** Extracted records **

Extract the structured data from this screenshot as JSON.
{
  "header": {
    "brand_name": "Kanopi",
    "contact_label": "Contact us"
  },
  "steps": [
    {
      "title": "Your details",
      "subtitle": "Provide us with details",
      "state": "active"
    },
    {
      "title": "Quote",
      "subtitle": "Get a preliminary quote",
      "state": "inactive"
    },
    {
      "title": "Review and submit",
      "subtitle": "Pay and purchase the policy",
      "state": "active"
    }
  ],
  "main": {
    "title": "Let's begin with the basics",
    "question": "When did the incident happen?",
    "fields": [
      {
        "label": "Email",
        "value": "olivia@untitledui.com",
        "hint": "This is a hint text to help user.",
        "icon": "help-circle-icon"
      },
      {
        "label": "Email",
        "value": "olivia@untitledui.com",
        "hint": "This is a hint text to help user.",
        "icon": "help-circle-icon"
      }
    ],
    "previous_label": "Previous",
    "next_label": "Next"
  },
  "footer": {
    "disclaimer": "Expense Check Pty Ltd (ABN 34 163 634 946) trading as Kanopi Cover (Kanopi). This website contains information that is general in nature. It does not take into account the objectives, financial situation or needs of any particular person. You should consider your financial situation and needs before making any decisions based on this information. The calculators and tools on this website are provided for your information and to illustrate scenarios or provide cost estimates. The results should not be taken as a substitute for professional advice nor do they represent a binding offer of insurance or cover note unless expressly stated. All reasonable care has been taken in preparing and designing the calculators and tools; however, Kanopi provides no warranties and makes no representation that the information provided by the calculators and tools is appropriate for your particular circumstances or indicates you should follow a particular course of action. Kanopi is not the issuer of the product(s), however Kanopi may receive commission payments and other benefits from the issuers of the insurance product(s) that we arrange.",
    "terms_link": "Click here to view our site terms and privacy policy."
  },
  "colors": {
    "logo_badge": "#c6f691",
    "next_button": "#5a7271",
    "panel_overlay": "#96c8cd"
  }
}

** Work to do **
Reproduce every line from the entries that holds the word "details".

** Worked solution **
      "title": "Your details",
      "subtitle": "Provide us with details",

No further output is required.